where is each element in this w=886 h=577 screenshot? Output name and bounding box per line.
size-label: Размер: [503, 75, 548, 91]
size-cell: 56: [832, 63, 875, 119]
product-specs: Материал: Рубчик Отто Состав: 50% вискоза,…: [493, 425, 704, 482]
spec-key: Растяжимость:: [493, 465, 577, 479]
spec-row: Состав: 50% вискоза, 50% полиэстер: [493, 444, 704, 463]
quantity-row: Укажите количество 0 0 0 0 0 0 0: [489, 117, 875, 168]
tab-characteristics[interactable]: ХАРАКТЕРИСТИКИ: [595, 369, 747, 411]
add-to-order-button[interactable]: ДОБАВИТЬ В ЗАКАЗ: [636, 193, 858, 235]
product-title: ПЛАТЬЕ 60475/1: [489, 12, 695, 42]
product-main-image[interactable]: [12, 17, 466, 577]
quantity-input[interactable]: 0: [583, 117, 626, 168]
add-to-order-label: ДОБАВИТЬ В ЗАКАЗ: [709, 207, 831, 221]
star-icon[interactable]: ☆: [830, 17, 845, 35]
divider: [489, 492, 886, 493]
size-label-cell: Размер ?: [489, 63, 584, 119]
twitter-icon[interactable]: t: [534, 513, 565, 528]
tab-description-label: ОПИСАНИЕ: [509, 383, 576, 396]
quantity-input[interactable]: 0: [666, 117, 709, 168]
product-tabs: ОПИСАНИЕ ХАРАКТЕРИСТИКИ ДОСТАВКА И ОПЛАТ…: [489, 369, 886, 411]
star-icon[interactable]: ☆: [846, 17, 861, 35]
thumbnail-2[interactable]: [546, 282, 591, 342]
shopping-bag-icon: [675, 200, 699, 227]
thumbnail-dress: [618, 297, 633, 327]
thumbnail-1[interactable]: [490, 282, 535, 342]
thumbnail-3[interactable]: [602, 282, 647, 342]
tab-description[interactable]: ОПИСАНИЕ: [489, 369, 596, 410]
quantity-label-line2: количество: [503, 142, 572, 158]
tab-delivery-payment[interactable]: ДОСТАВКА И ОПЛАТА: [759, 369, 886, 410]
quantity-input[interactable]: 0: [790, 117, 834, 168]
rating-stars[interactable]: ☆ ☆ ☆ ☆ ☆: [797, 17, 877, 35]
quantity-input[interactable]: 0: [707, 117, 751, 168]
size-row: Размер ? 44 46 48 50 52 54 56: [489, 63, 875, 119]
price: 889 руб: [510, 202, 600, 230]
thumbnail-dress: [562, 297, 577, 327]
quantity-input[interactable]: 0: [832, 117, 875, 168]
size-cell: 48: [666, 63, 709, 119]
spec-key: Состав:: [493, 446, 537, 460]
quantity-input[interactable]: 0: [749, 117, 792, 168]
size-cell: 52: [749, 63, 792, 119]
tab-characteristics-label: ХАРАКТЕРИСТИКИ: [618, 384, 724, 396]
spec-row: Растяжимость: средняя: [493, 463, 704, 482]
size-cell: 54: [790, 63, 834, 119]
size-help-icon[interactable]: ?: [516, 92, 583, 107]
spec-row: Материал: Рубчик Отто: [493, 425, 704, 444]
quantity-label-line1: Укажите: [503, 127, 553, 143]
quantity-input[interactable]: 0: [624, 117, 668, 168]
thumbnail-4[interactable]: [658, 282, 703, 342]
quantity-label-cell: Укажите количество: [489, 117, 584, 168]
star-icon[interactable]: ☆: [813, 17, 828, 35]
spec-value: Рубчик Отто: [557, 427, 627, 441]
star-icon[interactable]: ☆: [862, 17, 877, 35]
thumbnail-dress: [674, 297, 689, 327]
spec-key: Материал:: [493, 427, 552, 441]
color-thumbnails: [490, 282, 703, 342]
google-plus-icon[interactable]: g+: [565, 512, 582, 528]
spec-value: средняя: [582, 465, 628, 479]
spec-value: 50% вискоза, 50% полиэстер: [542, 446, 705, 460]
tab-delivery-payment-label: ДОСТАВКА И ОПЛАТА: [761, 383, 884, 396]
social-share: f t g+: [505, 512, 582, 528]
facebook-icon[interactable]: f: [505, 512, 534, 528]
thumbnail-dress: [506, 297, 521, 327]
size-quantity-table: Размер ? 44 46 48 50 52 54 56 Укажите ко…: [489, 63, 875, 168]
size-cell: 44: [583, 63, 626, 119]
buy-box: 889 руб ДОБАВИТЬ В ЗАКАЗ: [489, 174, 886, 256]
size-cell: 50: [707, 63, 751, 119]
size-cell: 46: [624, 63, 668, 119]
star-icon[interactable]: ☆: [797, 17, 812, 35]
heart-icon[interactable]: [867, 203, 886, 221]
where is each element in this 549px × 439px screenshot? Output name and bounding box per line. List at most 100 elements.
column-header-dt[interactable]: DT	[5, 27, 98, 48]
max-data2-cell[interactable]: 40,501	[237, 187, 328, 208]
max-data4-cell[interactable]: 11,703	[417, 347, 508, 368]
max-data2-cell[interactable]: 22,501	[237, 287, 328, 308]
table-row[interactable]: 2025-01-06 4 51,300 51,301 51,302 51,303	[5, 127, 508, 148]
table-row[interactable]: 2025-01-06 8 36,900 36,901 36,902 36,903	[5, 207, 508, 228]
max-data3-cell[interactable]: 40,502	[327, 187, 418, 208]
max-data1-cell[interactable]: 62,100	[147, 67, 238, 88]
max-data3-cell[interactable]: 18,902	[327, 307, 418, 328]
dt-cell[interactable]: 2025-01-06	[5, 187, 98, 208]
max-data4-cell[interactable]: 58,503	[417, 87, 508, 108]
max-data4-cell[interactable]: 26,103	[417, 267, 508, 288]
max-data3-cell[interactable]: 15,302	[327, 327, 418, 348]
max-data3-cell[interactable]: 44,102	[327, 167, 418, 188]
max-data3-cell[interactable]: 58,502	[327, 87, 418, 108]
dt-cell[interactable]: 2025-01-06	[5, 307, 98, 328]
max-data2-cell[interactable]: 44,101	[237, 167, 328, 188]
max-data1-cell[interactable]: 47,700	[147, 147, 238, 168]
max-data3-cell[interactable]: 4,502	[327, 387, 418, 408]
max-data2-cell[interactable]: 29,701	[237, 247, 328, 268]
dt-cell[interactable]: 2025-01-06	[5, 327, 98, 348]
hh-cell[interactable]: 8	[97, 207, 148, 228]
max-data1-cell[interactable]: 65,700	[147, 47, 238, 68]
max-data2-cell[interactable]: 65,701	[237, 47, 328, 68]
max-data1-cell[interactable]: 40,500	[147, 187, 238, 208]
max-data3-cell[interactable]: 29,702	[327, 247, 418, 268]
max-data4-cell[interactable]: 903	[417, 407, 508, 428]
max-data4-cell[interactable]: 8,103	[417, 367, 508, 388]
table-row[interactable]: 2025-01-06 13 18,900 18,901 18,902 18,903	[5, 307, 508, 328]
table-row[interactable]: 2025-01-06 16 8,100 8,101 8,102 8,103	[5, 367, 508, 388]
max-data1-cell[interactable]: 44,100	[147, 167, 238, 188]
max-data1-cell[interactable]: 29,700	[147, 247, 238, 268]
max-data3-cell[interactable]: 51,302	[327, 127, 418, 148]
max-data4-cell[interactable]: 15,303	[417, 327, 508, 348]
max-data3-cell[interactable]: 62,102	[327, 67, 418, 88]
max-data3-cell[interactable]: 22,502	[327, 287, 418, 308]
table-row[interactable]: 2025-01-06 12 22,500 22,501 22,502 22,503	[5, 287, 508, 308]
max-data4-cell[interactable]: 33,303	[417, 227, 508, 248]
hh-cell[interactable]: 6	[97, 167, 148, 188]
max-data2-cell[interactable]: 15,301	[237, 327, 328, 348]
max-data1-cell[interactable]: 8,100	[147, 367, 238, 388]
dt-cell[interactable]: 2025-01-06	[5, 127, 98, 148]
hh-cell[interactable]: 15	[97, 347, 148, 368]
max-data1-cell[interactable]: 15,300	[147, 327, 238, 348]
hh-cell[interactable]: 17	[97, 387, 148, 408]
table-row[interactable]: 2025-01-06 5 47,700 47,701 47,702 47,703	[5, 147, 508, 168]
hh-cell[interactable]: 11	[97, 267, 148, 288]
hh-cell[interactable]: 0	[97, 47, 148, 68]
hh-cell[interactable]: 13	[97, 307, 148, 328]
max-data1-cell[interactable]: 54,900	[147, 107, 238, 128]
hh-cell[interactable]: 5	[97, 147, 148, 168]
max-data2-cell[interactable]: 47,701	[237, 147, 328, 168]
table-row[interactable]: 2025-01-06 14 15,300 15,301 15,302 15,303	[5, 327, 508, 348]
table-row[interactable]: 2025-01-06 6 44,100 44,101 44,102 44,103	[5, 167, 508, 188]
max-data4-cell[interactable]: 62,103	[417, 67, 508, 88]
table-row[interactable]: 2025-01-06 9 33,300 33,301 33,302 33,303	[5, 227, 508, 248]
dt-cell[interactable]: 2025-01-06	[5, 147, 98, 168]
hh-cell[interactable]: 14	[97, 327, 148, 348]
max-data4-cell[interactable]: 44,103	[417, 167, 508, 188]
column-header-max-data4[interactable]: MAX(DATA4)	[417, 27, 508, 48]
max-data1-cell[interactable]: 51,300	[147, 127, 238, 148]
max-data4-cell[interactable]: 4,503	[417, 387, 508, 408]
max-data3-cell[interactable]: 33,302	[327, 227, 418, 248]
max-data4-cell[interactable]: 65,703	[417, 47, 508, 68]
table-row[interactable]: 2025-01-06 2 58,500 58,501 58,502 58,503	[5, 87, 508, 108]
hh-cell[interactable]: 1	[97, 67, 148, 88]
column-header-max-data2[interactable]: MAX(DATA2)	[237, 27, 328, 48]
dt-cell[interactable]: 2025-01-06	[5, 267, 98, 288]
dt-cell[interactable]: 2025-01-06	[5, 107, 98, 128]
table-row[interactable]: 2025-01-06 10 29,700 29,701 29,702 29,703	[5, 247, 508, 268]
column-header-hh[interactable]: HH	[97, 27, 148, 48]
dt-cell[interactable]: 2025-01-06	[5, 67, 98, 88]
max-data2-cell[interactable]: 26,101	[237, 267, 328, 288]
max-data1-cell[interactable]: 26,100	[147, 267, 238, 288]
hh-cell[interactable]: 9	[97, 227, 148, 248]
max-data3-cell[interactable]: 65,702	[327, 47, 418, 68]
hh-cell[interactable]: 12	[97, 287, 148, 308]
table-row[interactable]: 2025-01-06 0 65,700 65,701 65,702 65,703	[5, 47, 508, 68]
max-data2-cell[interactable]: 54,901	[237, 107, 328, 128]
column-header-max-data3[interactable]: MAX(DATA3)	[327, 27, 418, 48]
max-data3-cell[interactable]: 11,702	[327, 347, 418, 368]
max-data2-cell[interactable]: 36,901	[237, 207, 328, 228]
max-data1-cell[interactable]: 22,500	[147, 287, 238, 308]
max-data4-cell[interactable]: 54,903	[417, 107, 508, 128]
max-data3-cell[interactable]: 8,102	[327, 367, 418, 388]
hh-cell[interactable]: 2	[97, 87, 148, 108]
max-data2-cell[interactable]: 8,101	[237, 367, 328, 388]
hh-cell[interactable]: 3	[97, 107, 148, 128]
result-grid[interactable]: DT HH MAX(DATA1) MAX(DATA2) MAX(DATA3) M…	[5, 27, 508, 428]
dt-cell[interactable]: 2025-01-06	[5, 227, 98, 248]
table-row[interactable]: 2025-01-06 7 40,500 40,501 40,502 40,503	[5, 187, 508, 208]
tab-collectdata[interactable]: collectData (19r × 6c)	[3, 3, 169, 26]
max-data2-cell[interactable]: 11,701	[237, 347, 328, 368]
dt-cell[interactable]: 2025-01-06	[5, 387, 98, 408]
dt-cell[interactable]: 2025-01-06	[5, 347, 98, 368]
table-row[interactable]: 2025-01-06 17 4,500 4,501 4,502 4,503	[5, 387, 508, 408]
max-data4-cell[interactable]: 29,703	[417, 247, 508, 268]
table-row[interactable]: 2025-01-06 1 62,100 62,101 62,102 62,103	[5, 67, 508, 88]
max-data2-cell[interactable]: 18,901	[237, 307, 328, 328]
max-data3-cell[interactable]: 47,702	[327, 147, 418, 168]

Set problem:
Quote verbatim the stretch of the items above, from their first line through the line containing "spec-row: Состав: 50%", with that line included.

Reply to the exercise:
where is each element in this w=886 h=577 screenshot? Output name and bounding box per line.
size-label: Размер: [503, 75, 548, 91]
size-cell: 56: [832, 63, 875, 119]
product-specs: Материал: Рубчик Отто Состав: 50% вискоза,…: [493, 425, 704, 482]
spec-key: Растяжимость:: [493, 465, 577, 479]
spec-row: Состав: 50% вискоза, 50% полиэстер: [493, 444, 704, 463]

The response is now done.